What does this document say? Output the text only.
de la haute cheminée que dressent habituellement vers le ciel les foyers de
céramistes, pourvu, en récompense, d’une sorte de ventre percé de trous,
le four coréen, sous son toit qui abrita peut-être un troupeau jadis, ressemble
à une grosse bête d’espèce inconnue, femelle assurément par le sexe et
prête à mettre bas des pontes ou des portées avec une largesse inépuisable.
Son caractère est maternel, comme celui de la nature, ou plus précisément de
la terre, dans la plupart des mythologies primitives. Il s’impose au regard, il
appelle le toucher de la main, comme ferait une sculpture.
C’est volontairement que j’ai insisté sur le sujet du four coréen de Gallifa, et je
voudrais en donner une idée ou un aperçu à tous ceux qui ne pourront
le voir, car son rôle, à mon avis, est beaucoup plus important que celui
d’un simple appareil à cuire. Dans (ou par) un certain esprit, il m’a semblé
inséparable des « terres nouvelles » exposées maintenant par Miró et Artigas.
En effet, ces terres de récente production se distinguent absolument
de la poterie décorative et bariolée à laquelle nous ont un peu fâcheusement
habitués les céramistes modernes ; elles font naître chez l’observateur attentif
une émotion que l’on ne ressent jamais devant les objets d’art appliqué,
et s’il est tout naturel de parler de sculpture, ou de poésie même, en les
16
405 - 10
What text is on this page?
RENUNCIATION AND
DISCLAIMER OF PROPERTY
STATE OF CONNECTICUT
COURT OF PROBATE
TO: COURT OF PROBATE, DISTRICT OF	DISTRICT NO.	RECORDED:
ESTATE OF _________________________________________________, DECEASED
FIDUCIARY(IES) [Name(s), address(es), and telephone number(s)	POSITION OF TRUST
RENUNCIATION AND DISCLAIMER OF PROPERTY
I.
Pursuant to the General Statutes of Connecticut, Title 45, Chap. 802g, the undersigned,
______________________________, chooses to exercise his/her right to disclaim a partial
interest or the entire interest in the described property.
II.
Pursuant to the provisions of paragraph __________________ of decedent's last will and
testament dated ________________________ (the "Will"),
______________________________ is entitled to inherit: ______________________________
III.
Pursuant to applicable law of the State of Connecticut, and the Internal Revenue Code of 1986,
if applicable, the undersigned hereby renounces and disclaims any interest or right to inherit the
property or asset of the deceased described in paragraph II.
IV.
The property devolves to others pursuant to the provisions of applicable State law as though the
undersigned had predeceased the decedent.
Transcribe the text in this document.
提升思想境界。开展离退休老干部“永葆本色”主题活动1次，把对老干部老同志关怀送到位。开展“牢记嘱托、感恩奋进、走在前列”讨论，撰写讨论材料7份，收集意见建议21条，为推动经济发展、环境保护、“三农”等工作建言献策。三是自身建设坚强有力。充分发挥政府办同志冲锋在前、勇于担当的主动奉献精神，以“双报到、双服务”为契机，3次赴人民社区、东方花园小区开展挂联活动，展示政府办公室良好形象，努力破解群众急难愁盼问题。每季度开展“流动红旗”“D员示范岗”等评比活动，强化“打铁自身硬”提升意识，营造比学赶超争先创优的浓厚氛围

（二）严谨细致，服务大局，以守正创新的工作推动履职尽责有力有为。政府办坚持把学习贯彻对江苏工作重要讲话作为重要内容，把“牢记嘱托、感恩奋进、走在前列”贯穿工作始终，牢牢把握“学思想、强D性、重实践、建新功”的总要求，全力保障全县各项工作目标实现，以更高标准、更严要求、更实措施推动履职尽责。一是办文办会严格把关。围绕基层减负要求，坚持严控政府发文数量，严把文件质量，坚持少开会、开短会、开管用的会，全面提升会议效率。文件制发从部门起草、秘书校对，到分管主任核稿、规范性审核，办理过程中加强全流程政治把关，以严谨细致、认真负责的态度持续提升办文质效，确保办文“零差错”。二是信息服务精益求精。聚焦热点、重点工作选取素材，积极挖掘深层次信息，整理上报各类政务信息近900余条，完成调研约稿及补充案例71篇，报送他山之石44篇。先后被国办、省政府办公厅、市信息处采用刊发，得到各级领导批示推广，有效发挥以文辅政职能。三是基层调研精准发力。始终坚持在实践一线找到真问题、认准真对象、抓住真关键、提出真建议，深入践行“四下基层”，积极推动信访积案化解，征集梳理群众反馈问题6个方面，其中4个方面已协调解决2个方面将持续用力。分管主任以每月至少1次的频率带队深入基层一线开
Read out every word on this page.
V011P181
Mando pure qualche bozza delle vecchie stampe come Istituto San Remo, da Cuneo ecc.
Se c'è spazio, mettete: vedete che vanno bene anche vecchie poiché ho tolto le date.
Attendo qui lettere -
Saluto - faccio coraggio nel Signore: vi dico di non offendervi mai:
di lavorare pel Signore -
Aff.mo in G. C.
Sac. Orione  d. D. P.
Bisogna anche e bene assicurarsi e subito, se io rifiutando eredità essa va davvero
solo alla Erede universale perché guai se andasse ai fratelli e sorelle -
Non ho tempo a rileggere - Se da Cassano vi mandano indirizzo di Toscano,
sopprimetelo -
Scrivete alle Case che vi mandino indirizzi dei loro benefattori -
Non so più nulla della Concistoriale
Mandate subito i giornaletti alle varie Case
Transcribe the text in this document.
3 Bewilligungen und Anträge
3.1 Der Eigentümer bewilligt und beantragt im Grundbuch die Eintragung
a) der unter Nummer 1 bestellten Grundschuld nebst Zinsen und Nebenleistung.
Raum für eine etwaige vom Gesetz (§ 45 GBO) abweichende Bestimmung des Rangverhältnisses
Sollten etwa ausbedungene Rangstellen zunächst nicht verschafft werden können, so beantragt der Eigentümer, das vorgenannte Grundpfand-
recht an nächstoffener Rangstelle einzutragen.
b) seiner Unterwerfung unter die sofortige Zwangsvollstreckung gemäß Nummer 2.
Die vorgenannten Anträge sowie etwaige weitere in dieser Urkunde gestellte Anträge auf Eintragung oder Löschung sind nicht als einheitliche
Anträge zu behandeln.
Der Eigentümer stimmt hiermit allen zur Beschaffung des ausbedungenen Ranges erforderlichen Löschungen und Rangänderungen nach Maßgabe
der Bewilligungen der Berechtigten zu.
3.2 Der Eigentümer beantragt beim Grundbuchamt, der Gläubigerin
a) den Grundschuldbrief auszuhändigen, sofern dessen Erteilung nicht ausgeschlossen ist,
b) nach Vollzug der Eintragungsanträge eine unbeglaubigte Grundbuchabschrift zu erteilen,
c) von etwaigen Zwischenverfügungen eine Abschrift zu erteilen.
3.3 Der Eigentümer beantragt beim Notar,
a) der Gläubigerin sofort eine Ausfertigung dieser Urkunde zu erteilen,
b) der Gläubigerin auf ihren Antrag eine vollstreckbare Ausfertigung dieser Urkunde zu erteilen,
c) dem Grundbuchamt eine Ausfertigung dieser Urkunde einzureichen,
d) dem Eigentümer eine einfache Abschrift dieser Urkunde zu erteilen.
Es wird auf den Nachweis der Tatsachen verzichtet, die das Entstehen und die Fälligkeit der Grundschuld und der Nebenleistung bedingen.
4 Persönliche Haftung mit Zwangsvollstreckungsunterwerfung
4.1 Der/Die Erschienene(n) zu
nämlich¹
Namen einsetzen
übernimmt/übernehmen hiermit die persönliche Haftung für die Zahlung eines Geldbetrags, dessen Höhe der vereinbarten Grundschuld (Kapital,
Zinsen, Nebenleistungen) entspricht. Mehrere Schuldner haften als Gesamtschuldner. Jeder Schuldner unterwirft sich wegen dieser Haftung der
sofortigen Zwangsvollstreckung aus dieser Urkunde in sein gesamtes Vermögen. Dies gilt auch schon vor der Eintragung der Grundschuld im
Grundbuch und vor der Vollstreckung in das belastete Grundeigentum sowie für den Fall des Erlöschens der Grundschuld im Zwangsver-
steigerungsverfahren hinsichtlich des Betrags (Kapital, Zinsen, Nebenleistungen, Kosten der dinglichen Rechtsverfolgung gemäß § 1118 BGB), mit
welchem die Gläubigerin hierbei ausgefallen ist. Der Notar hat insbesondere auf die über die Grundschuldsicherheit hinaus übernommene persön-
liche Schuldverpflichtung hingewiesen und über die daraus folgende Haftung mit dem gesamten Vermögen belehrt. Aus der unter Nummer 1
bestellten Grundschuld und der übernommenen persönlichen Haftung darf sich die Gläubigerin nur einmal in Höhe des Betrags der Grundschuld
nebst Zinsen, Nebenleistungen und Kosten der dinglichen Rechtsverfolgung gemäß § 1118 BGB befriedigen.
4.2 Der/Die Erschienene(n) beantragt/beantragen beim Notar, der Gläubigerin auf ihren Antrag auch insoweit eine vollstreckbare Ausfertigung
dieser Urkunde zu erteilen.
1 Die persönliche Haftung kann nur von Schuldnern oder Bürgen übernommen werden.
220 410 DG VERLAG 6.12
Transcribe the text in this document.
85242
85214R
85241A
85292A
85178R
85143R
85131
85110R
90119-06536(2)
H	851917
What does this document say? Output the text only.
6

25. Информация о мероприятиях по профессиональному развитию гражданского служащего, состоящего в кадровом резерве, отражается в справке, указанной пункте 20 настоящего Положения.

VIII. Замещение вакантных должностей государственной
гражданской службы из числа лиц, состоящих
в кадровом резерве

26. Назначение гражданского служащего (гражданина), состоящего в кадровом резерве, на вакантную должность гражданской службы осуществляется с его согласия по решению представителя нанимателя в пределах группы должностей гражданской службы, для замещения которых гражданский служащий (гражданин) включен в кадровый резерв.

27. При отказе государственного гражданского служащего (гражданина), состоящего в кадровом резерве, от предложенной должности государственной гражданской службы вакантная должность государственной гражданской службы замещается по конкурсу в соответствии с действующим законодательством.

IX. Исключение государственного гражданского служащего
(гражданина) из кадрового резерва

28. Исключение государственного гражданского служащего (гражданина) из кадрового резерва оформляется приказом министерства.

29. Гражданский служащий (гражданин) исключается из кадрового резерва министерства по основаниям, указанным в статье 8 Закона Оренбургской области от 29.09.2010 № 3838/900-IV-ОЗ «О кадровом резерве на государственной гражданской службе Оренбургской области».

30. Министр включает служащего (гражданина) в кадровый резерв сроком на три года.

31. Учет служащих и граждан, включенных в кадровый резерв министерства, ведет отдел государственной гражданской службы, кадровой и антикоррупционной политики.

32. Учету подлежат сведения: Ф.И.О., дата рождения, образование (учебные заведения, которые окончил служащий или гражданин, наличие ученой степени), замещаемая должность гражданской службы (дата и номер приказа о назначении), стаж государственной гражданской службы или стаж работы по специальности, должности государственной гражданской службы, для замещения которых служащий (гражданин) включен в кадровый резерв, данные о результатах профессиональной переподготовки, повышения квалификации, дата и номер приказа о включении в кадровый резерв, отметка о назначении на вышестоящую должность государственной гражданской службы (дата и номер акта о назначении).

_ _ _ _ _ _ _

Copy each line of the data that contains the word "erteilen".

b) nach Vollzug der Eintragungsanträge eine unbeglaubigte Grundbuchabschrift zu erteilen,
c) von etwaigen Zwischenverfügungen eine Abschrift zu erteilen.
a) der Gläubigerin sofort eine Ausfertigung dieser Urkunde zu erteilen,
b) der Gläubigerin auf ihren Antrag eine vollstreckbare Ausfertigung dieser Urkunde zu erteilen,
d) dem Eigentümer eine einfache Abschrift dieser Urkunde zu erteilen.
dieser Urkunde zu erteilen.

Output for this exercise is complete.